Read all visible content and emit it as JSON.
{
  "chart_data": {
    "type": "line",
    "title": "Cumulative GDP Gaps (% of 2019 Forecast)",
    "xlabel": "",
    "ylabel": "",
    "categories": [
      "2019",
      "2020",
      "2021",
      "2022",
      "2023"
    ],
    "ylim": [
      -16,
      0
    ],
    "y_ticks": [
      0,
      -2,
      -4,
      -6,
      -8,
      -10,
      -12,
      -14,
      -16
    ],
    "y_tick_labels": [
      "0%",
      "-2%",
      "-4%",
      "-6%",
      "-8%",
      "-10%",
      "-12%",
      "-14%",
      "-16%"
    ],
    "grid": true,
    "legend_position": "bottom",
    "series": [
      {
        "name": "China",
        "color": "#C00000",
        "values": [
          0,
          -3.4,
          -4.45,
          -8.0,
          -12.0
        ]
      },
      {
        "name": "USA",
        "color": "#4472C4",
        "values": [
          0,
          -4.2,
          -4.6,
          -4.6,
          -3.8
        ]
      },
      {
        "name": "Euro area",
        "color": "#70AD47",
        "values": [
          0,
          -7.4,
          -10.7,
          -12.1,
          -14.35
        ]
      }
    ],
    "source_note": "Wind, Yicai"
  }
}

→ **Given task**
From the data above, pick out each line containing "color" and copy it.

→ **Final result**
        "color": "#C00000",
        "color": "#4472C4",
        "color": "#70AD47",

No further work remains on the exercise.